PROVIDED MATERIAL:

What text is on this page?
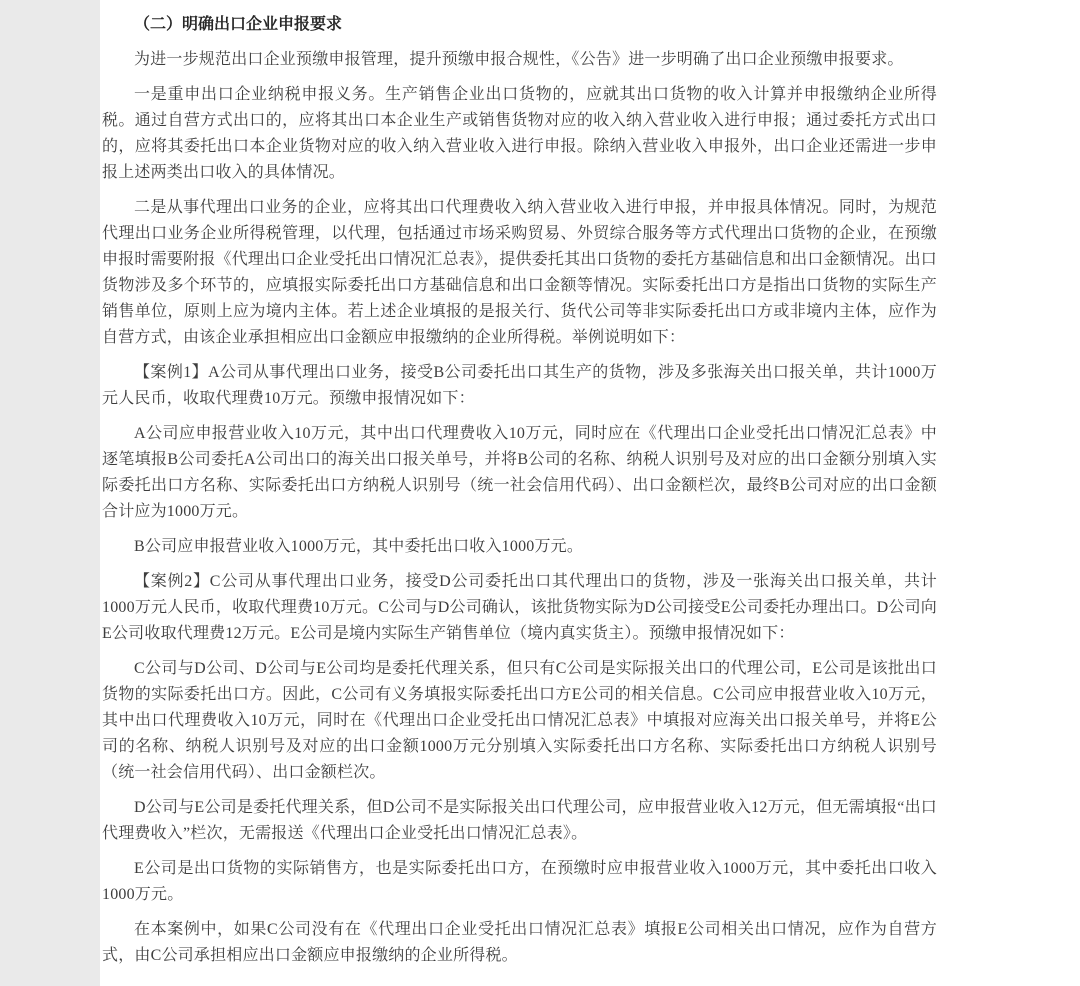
（二）明确出口企业申报要求

为进一步规范出口企业预缴申报管理，提升预缴申报合规性，《公告》进一步明确了出口企业预缴申报要求。

一是重申出口企业纳税申报义务。生产销售企业出口货物的，应就其出口货物的收入计算并申报缴纳企业所得税。通过自营方式出口的，应将其出口本企业生产或销售货物对应的收入纳入营业收入进行申报；通过委托方式出口的，应将其委托出口本企业货物对应的收入纳入营业收入进行申报。除纳入营业收入申报外，出口企业还需进一步申报上述两类出口收入的具体情况。

二是从事代理出口业务的企业，应将其出口代理费收入纳入营业收入进行申报，并申报具体情况。同时，为规范代理出口业务企业所得税管理，以代理，包括通过市场采购贸易、外贸综合服务等方式代理出口货物的企业，在预缴申报时需要附报《代理出口企业受托出口情况汇总表》，提供委托其出口货物的委托方基础信息和出口金额情况。出口货物涉及多个环节的，应填报实际委托出口方基础信息和出口金额等情况。实际委托出口方是指出口货物的实际生产销售单位，原则上应为境内主体。若上述企业填报的是报关行、货代公司等非实际委托出口方或非境内主体，应作为自营方式，由该企业承担相应出口金额应申报缴纳的企业所得税。举例说明如下：

【案例1】A公司从事代理出口业务，接受B公司委托出口其生产的货物，涉及多张海关出口报关单，共计1000万元人民币，收取代理费10万元。预缴申报情况如下：

A公司应申报营业收入10万元，其中出口代理费收入10万元，同时应在《代理出口企业受托出口情况汇总表》中逐笔填报B公司委托A公司出口的海关出口报关单号，并将B公司的名称、纳税人识别号及对应的出口金额分别填入实际委托出口方名称、实际委托出口方纳税人识别号（统一社会信用代码）、出口金额栏次，最终B公司对应的出口金额合计应为1000万元。

B公司应申报营业收入1000万元，其中委托出口收入1000万元。

【案例2】C公司从事代理出口业务，接受D公司委托出口其代理出口的货物，涉及一张海关出口报关单，共计1000万元人民币，收取代理费10万元。C公司与D公司确认，该批货物实际为D公司接受E公司委托办理出口。D公司向E公司收取代理费12万元。E公司是境内实际生产销售单位（境内真实货主）。预缴申报情况如下：

C公司与D公司、D公司与E公司均是委托代理关系，但只有C公司是实际报关出口的代理公司，E公司是该批出口货物的实际委托出口方。因此，C公司有义务填报实际委托出口方E公司的相关信息。C公司应申报营业收入10万元，其中出口代理费收入10万元，同时在《代理出口企业受托出口情况汇总表》中填报对应海关出口报关单号，并将E公司的名称、纳税人识别号及对应的出口金额1000万元分别填入实际委托出口方名称、实际委托出口方纳税人识别号（统一社会信用代码）、出口金额栏次。

D公司与E公司是委托代理关系，但D公司不是实际报关出口代理公司，应申报营业收入12万元，但无需填报“出口代理费收入”栏次，无需报送《代理出口企业受托出口情况汇总表》。

E公司是出口货物的实际销售方，也是实际委托出口方，在预缴时应申报营业收入1000万元，其中委托出口收入1000万元。

在本案例中，如果C公司没有在《代理出口企业受托出口情况汇总表》填报E公司相关出口情况，应作为自营方式，由C公司承担相应出口金额应申报缴纳的企业所得税。
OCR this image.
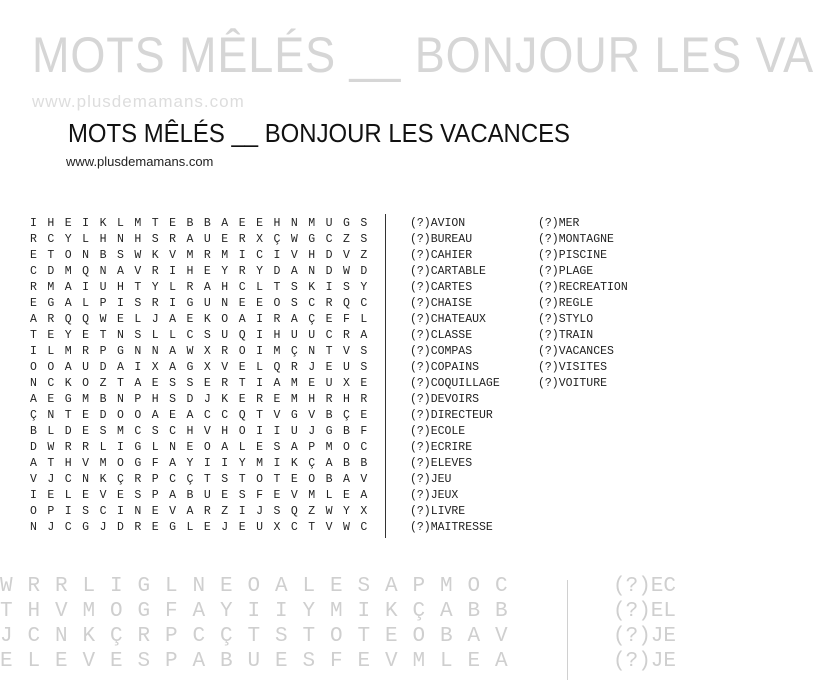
MOTS MÊLÉS __ BONJOUR LES VA
www.plusdemamans.com
W R R L I G L N E O A L E S A P M O C
T H V M O G F A Y I I Y M I K Ç A B B
J C N K Ç R P C Ç T S T O T E O B A V
E L E V E S P A B U E S F E V M L E A
(?)EC
(?)EL
(?)JE
(?)JE
MOTS MÊLÉS __ BONJOUR LES VACANCES
www.plusdemamans.com
I H E I K L M T E B B A E E H N M U G S
R C Y L H N H S R A U E R X Ç W G C Z S
E T O N B S W K V M R M I C I V H D V Z
C D M Q N A V R I H E Y R Y D A N D W D
R M A I U H T Y L R A H C L T S K I S Y
E G A L P I S R I G U N E E O S C R Q C
A R Q Q W E L J A E K O A I R A Ç E F L
T E Y E T N S L L C S U Q I H U U C R A
I L M R P G N N A W X R O I M Ç N T V S
O O A U D A I X A G X V E L Q R J E U S
N C K O Z T A E S S E R T I A M E U X E
A E G M B N P H S D J K E R E M H R H R
Ç N T E D O O A E A C C Q T V G V B Ç E
B L D E S M C S C H V H O I I U J G B F
D W R R L I G L N E O A L E S A P M O C
A T H V M O G F A Y I I Y M I K Ç A B B
V J C N K Ç R P C Ç T S T O T E O B A V
I E L E V E S P A B U E S F E V M L E A
O P I S C I N E V A R Z I J S Q Z W Y X
N J C G J D R E G L E J E U X C T V W C
(?)AVION
(?)BUREAU
(?)CAHIER
(?)CARTABLE
(?)CARTES
(?)CHAISE
(?)CHATEAUX
(?)CLASSE
(?)COMPAS
(?)COPAINS
(?)COQUILLAGE
(?)DEVOIRS
(?)DIRECTEUR
(?)ECOLE
(?)ECRIRE
(?)ELEVES
(?)JEU
(?)JEUX
(?)LIVRE
(?)MAITRESSE
(?)MER
(?)MONTAGNE
(?)PISCINE
(?)PLAGE
(?)RECREATION
(?)REGLE
(?)STYLO
(?)TRAIN
(?)VACANCES
(?)VISITES
(?)VOITURE
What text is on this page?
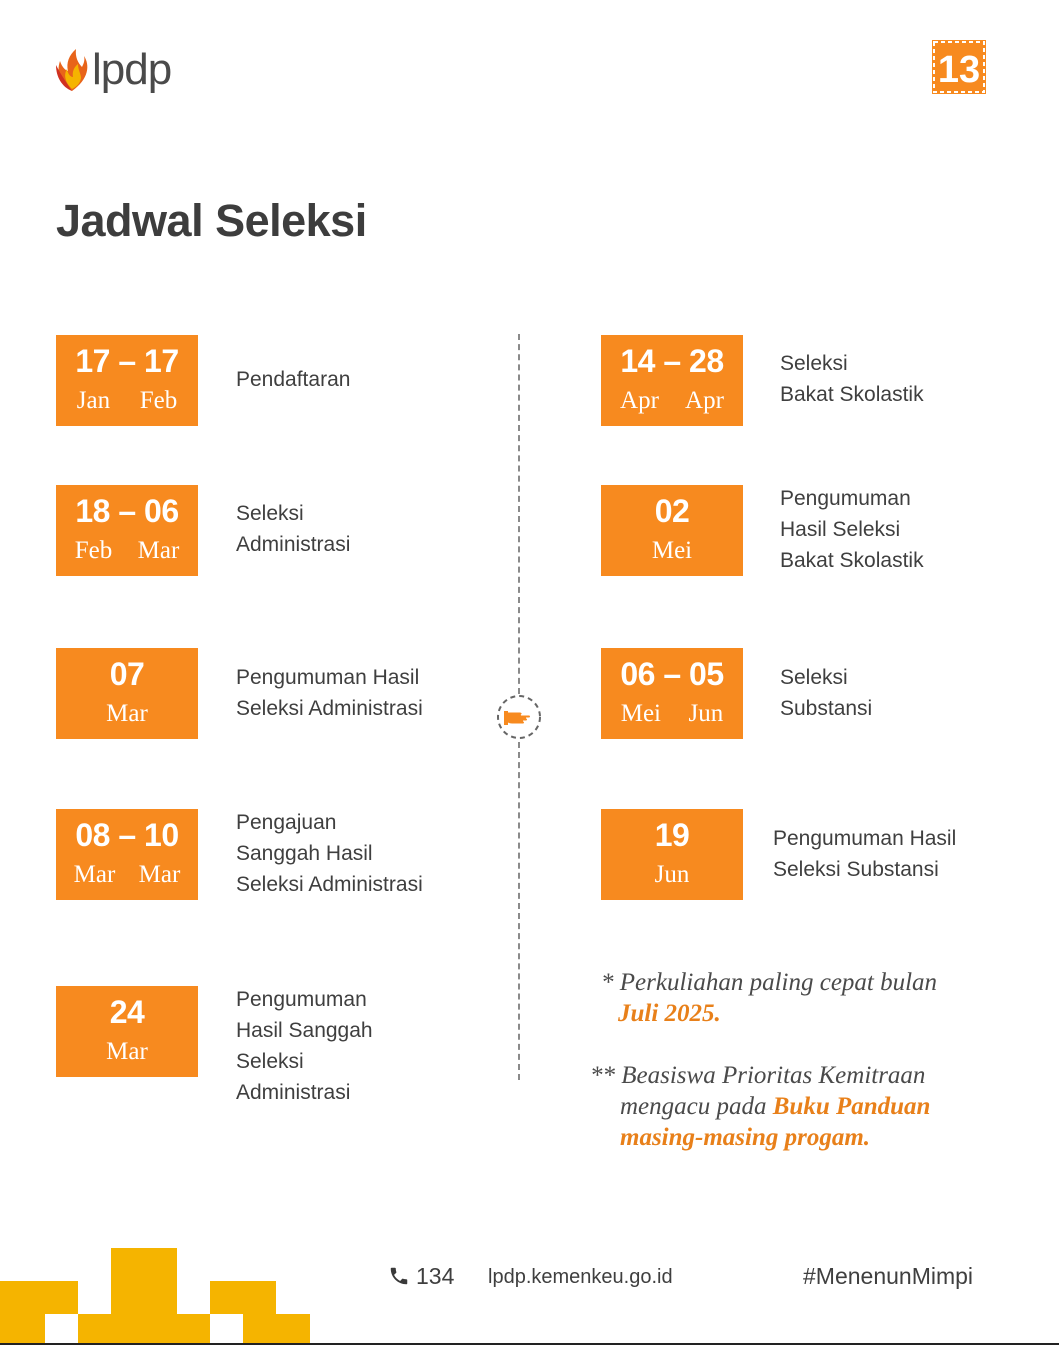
lpdp	13
Jadwal Seleksi
17 – 17
Jan Feb
Pendaftaran
18 – 06
Feb Mar
Seleksi
Administrasi
07
Mar
Pengumuman Hasil
Seleksi Administrasi
08 – 10
Mar Mar
Pengajuan
Sanggah Hasil
Seleksi Administrasi
24
Mar
Pengumuman
Hasil Sanggah
Seleksi
Administrasi
14 – 28
Apr Apr
Seleksi
Bakat Skolastik
02
Mei
Pengumuman
Hasil Seleksi
Bakat Skolastik
06 – 05
Mei Jun
Seleksi
Substansi
19
Jun
Pengumuman Hasil
Seleksi Substansi
* Perkuliahan paling cepat bulan
Juli 2025.
** Beasiswa Prioritas Kemitraan
mengacu pada Buku Panduan
masing-masing progam.
134 lpdp.kemenkeu.go.id	#MenenunMimpi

WORK REQUIRED: Filter the data, keeping only the lines that contain "应作为自营方式".

EXPECTED ANSWER:
二是从事代理出口业务的企业，应将其出口代理费收入纳入营业收入进行申报，并申报具体情况。同时，为规范代理出口业务企业所得税管理，以代理，包括通过市场采购贸易、外贸综合服务等方式代理出口货物的企业，在预缴申报时需要附报《代理出口企业受托出口情况汇总表》，提供委托其出口货物的委托方基础信息和出口金额情况。出口货物涉及多个环节的，应填报实际委托出口方基础信息和出口金额等情况。实际委托出口方是指出口货物的实际生产销售单位，原则上应为境内主体。若上述企业填报的是报关行、货代公司等非实际委托出口方或非境内主体，应作为自营方式，由该企业承担相应出口金额应申报缴纳的企业所得税。举例说明如下：
在本案例中，如果C公司没有在《代理出口企业受托出口情况汇总表》填报E公司相关出口情况，应作为自营方式，由C公司承担相应出口金额应申报缴纳的企业所得税。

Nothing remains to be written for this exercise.